> _DIRECTION_:
Wherever a line in the data below holds "degrees", copy that line.

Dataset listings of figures
═══

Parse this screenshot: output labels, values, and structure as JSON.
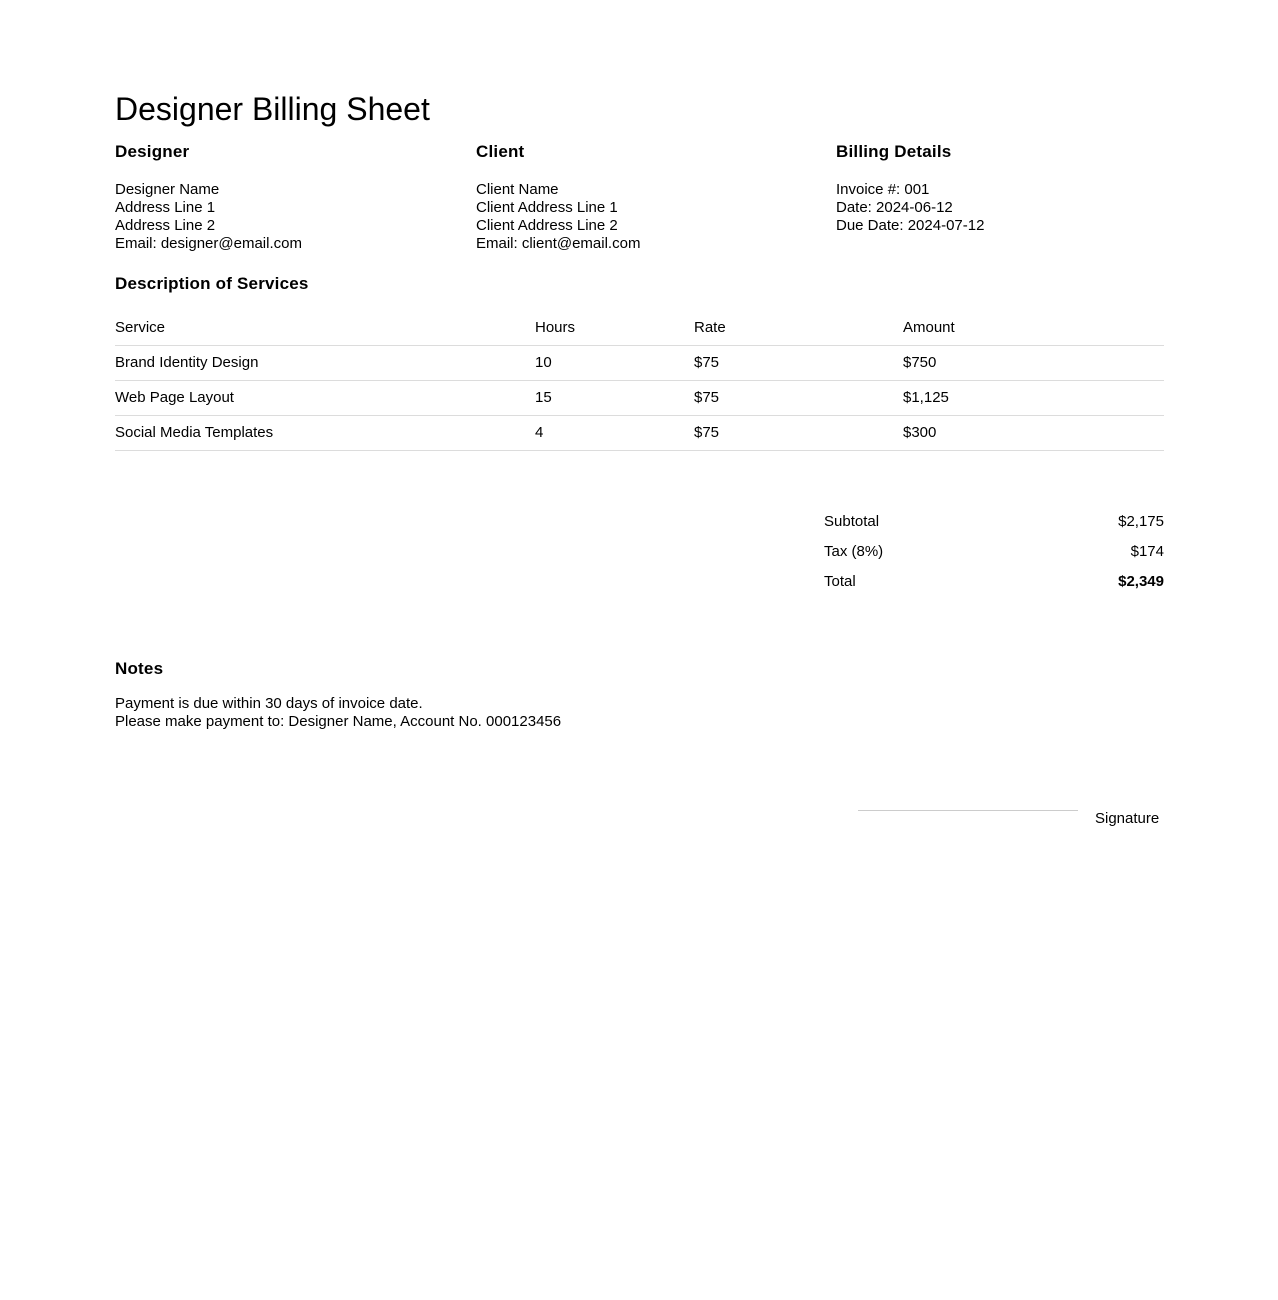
{
  "title": "Designer Billing Sheet",
  "designer": {
    "heading": "Designer",
    "lines": [
      "Designer Name",
      "Address Line 1",
      "Address Line 2",
      "Email: designer@email.com"
    ]
  },
  "client": {
    "heading": "Client",
    "lines": [
      "Client Name",
      "Client Address Line 1",
      "Client Address Line 2",
      "Email: client@email.com"
    ]
  },
  "billing": {
    "heading": "Billing Details",
    "lines": [
      "Invoice #: 001",
      "Date: 2024-06-12",
      "Due Date: 2024-07-12"
    ]
  },
  "services": {
    "heading": "Description of Services",
    "columns": [
      "Service",
      "Hours",
      "Rate",
      "Amount"
    ],
    "rows": [
      {
        "service": "Brand Identity Design",
        "hours": "10",
        "rate": "$75",
        "amount": "$750"
      },
      {
        "service": "Web Page Layout",
        "hours": "15",
        "rate": "$75",
        "amount": "$1,125"
      },
      {
        "service": "Social Media Templates",
        "hours": "4",
        "rate": "$75",
        "amount": "$300"
      }
    ]
  },
  "totals": {
    "subtotal_label": "Subtotal",
    "subtotal_value": "$2,175",
    "tax_label": "Tax (8%)",
    "tax_value": "$174",
    "total_label": "Total",
    "total_value": "$2,349"
  },
  "notes": {
    "heading": "Notes",
    "lines": [
      "Payment is due within 30 days of invoice date.",
      "Please make payment to: Designer Name, Account No. 000123456"
    ]
  },
  "signature": {
    "label": "Signature"
  },
  "colors": {
    "text": "#000000",
    "separator_line": "#dcdcdc",
    "signature_line": "#cccccc",
    "background": "#ffffff"
  }
}
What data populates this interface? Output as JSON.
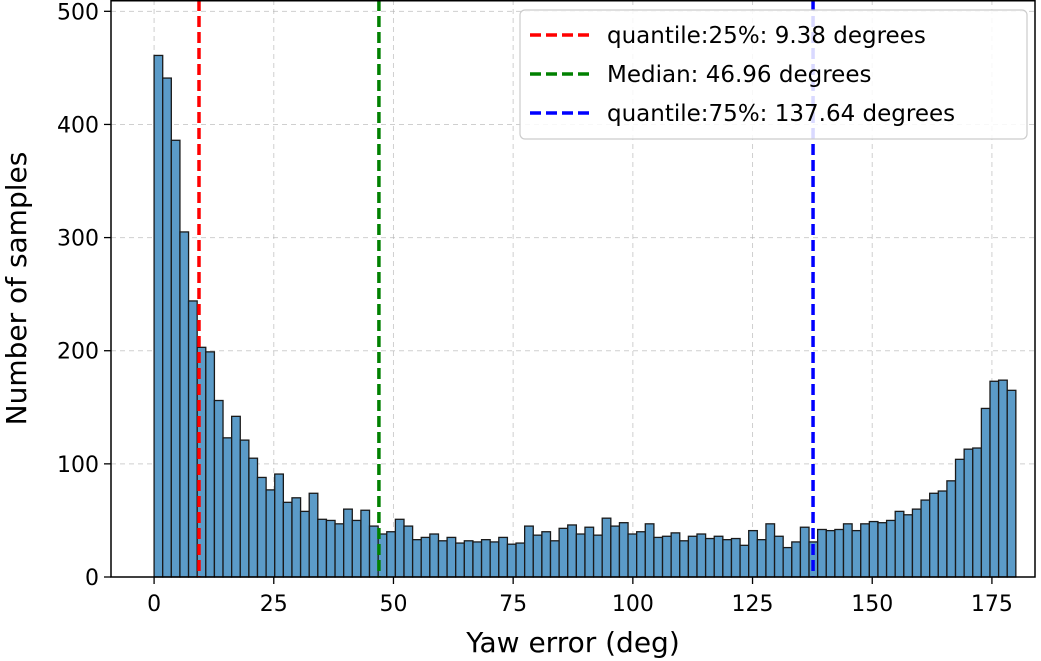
{
  "chart_data": {
    "type": "bar",
    "xlabel": "Yaw error (deg)",
    "ylabel": "Number of samples",
    "xlim": [
      -9,
      184
    ],
    "ylim": [
      0,
      510
    ],
    "x_ticks": [
      0,
      25,
      50,
      75,
      100,
      125,
      150,
      175
    ],
    "y_ticks": [
      0,
      100,
      200,
      300,
      400,
      500
    ],
    "grid": true,
    "legend_position": "top-right",
    "bin_width": 1.8,
    "bin_start": 0,
    "bar_color": "#5b9bc8",
    "counts": [
      461,
      441,
      386,
      305,
      244,
      203,
      199,
      156,
      123,
      142,
      121,
      105,
      88,
      77,
      91,
      66,
      70,
      58,
      74,
      51,
      50,
      47,
      60,
      50,
      59,
      45,
      38,
      40,
      51,
      45,
      33,
      35,
      38,
      32,
      35,
      30,
      32,
      31,
      33,
      31,
      35,
      29,
      30,
      45,
      37,
      40,
      32,
      43,
      46,
      38,
      44,
      37,
      52,
      45,
      48,
      38,
      40,
      47,
      35,
      36,
      39,
      32,
      36,
      38,
      34,
      36,
      33,
      34,
      28,
      41,
      33,
      47,
      36,
      26,
      31,
      44,
      31,
      42,
      41,
      42,
      47,
      41,
      47,
      49,
      48,
      50,
      58,
      55,
      60,
      68,
      74,
      76,
      85,
      104,
      113,
      114,
      149,
      173,
      174,
      165
    ],
    "reference_lines": [
      {
        "label": "quantile:25%: 9.38 degrees",
        "x": 9.38,
        "color": "#ff0000"
      },
      {
        "label": "Median: 46.96 degrees",
        "x": 46.96,
        "color": "#008000"
      },
      {
        "label": "quantile:75%: 137.64 degrees",
        "x": 137.64,
        "color": "#0000ff"
      }
    ]
  }
}
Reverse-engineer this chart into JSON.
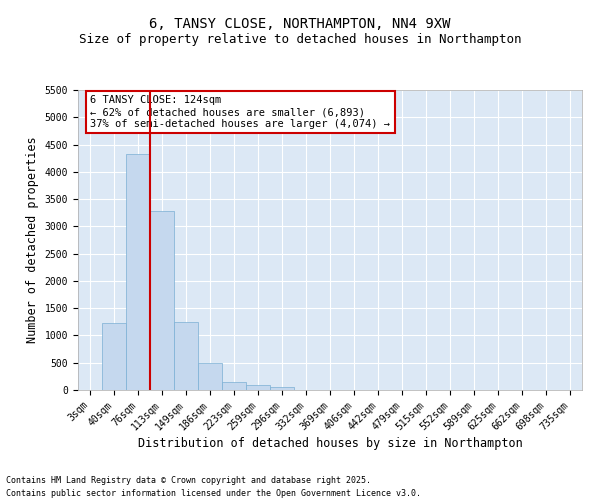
{
  "title_line1": "6, TANSY CLOSE, NORTHAMPTON, NN4 9XW",
  "title_line2": "Size of property relative to detached houses in Northampton",
  "xlabel": "Distribution of detached houses by size in Northampton",
  "ylabel": "Number of detached properties",
  "categories": [
    "3sqm",
    "40sqm",
    "76sqm",
    "113sqm",
    "149sqm",
    "186sqm",
    "223sqm",
    "259sqm",
    "296sqm",
    "332sqm",
    "369sqm",
    "406sqm",
    "442sqm",
    "479sqm",
    "515sqm",
    "552sqm",
    "589sqm",
    "625sqm",
    "662sqm",
    "698sqm",
    "735sqm"
  ],
  "values": [
    0,
    1220,
    4330,
    3280,
    1250,
    490,
    150,
    100,
    60,
    0,
    0,
    0,
    0,
    0,
    0,
    0,
    0,
    0,
    0,
    0,
    0
  ],
  "bar_color": "#c5d8ee",
  "bar_edge_color": "#7aafd4",
  "vline_x": 2.5,
  "vline_color": "#cc0000",
  "ylim": [
    0,
    5500
  ],
  "yticks": [
    0,
    500,
    1000,
    1500,
    2000,
    2500,
    3000,
    3500,
    4000,
    4500,
    5000,
    5500
  ],
  "annotation_text": "6 TANSY CLOSE: 124sqm\n← 62% of detached houses are smaller (6,893)\n37% of semi-detached houses are larger (4,074) →",
  "annotation_box_edgecolor": "#cc0000",
  "plot_bg_color": "#dce8f5",
  "grid_color": "#ffffff",
  "footer_line1": "Contains HM Land Registry data © Crown copyright and database right 2025.",
  "footer_line2": "Contains public sector information licensed under the Open Government Licence v3.0.",
  "title_fontsize": 10,
  "subtitle_fontsize": 9,
  "tick_fontsize": 7,
  "label_fontsize": 8.5,
  "annotation_fontsize": 7.5,
  "footer_fontsize": 6
}
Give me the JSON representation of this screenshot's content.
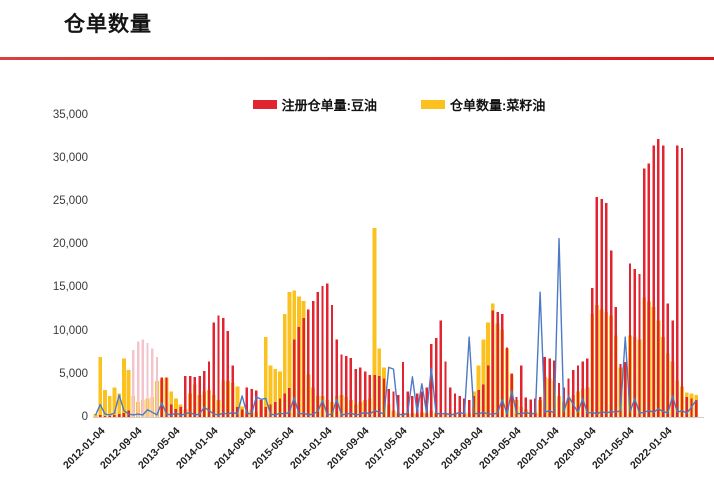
{
  "page": {
    "title": "仓单数量"
  },
  "chart_data": {
    "type": "bar",
    "title": "仓单数量",
    "grid": false,
    "legend_position": "top-center",
    "x_start_month": "2012-01",
    "x_tick_every_months": 8,
    "x_tick_labels": [
      "2012-01-04",
      "2012-09-04",
      "2013-05-04",
      "2014-01-04",
      "2014-09-04",
      "2015-05-04",
      "2016-01-04",
      "2016-09-04",
      "2017-05-04",
      "2018-01-04",
      "2018-09-04",
      "2019-05-04",
      "2020-01-04",
      "2020-09-04",
      "2021-05-04",
      "2022-01-04"
    ],
    "y_ticks": [
      0,
      5000,
      10000,
      15000,
      20000,
      25000,
      30000,
      35000
    ],
    "y_tick_labels": [
      "0",
      "5,000",
      "10,000",
      "15,000",
      "20,000",
      "25,000",
      "30,000",
      "35,000"
    ],
    "ylim": [
      0,
      35000
    ],
    "legend": [
      {
        "label": "注册仓单量:豆油",
        "color": "#e1242f"
      },
      {
        "label": "仓单数量:菜籽油",
        "color": "#fbc11e"
      }
    ],
    "colors": {
      "red": "#e1242f",
      "red_light": "#f4c4cd",
      "yellow": "#fbc11e",
      "blue": "#4e79c5",
      "axis": "#cfcfcf"
    },
    "light_red_month_range": [
      8,
      13
    ],
    "series": [
      {
        "name": "注册仓单量:豆油",
        "type": "bar",
        "color": "#e1242f",
        "legend_visible": true,
        "values": [
          0,
          300,
          200,
          200,
          300,
          400,
          500,
          800,
          7800,
          8800,
          9000,
          8600,
          8000,
          7000,
          4600,
          4600,
          1500,
          1000,
          1200,
          4800,
          4800,
          4700,
          4800,
          5400,
          6500,
          11000,
          11800,
          11500,
          10000,
          6000,
          1200,
          900,
          3500,
          3300,
          3100,
          2000,
          1200,
          1500,
          1800,
          2200,
          2800,
          3400,
          9000,
          10500,
          11500,
          12500,
          13500,
          14500,
          15200,
          15500,
          13000,
          9000,
          7300,
          7100,
          6900,
          5600,
          5800,
          5300,
          4900,
          4900,
          4800,
          4500,
          3300,
          3000,
          2600,
          6400,
          3000,
          2500,
          2800,
          3000,
          3500,
          8500,
          9200,
          11200,
          6500,
          3500,
          2800,
          2500,
          2200,
          2000,
          2500,
          3200,
          3800,
          6000,
          12400,
          12200,
          12000,
          8100,
          5100,
          2400,
          6000,
          2300,
          2100,
          2200,
          2400,
          7000,
          6800,
          6600,
          4000,
          3500,
          4500,
          5500,
          6000,
          6500,
          6800,
          15000,
          25500,
          25300,
          24800,
          19300,
          12800,
          6200,
          6400,
          17800,
          17200,
          16600,
          28800,
          29400,
          31500,
          32200,
          31500,
          13200,
          11200,
          31500,
          31200,
          2400,
          2200,
          2000
        ]
      },
      {
        "name": "仓单数量:菜籽油",
        "type": "bar",
        "color": "#fbc11e",
        "legend_visible": true,
        "values": [
          400,
          7000,
          3200,
          2500,
          3500,
          2800,
          6800,
          5500,
          2500,
          1800,
          2000,
          2200,
          2400,
          4200,
          4400,
          4600,
          3000,
          2200,
          1500,
          900,
          2800,
          3800,
          2600,
          3000,
          3200,
          2600,
          2000,
          4300,
          4200,
          4000,
          3600,
          1300,
          700,
          900,
          600,
          2000,
          9300,
          6000,
          5600,
          5300,
          12000,
          14500,
          14700,
          14000,
          13500,
          5000,
          3500,
          2500,
          2500,
          2000,
          1800,
          2500,
          2600,
          2400,
          2000,
          1500,
          1800,
          2000,
          2200,
          21900,
          8000,
          5800,
          1500,
          800,
          600,
          500,
          400,
          500,
          400,
          600,
          500,
          800,
          600,
          500,
          400,
          600,
          500,
          400,
          500,
          600,
          3000,
          6000,
          9000,
          11000,
          13200,
          10900,
          10200,
          8000,
          5000,
          2000,
          1200,
          900,
          700,
          600,
          2000,
          4700,
          4500,
          4300,
          2500,
          1800,
          2200,
          2600,
          3000,
          3300,
          3500,
          12000,
          13000,
          12500,
          12200,
          11800,
          9500,
          5800,
          5500,
          9500,
          9300,
          9000,
          13900,
          13400,
          12800,
          11200,
          9300,
          7400,
          6500,
          4300,
          3600,
          2900,
          2800,
          2600
        ]
      },
      {
        "name": "",
        "type": "line",
        "color": "#4e79c5",
        "legend_visible": false,
        "values": [
          250,
          1500,
          400,
          300,
          500,
          2600,
          800,
          400,
          300,
          400,
          300,
          900,
          600,
          300,
          1700,
          400,
          300,
          500,
          300,
          400,
          600,
          300,
          400,
          1200,
          800,
          400,
          300,
          500,
          400,
          600,
          400,
          2500,
          500,
          400,
          2400,
          2100,
          2200,
          400,
          300,
          500,
          400,
          600,
          2300,
          400,
          500,
          300,
          400,
          700,
          2000,
          300,
          400,
          2100,
          300,
          400,
          500,
          300,
          400,
          600,
          400,
          800,
          600,
          400,
          5800,
          5600,
          400,
          300,
          500,
          4700,
          600,
          3900,
          500,
          5700,
          500,
          400,
          500,
          300,
          400,
          600,
          400,
          9300,
          500,
          400,
          600,
          400,
          400,
          500,
          2100,
          400,
          3100,
          500,
          400,
          600,
          400,
          500,
          14500,
          600,
          800,
          500,
          20700,
          600,
          2500,
          1500,
          600,
          2200,
          500,
          600,
          400,
          700,
          500,
          700,
          600,
          800,
          9300,
          600,
          2200,
          500,
          600,
          800,
          600,
          1000,
          700,
          500,
          2500,
          600,
          800,
          500,
          1200,
          2000
        ]
      }
    ]
  }
}
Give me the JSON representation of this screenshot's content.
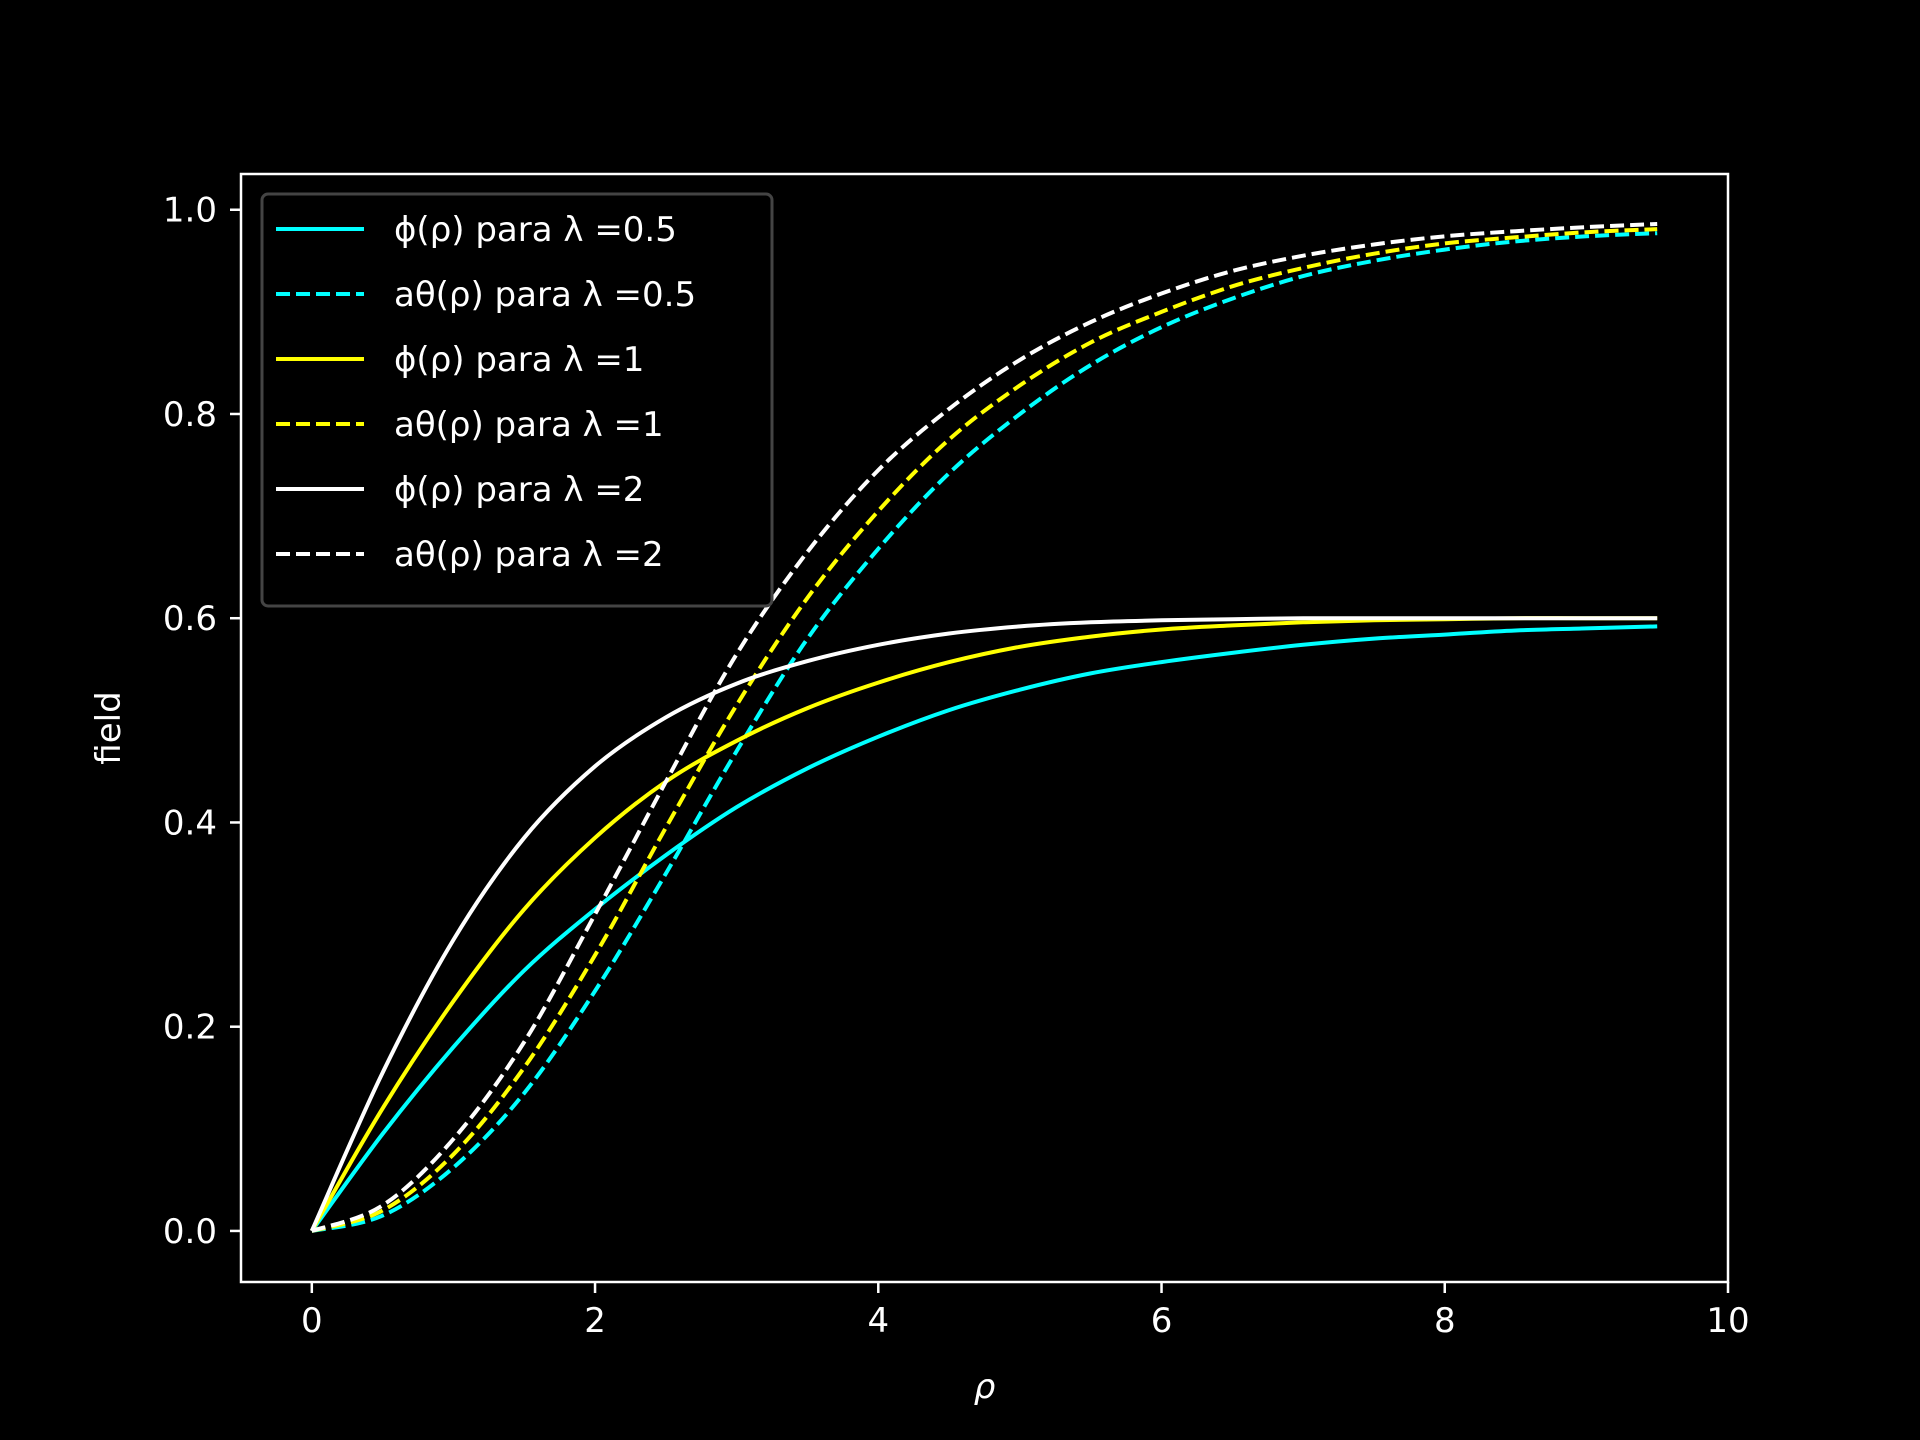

═══

> _TASK RESPONSE_:
        "label": "quantile:25%: 9.38 degrees",
        "label": "Median: 46.96 degrees",
        "label": "quantile:75%: 137.64 degrees",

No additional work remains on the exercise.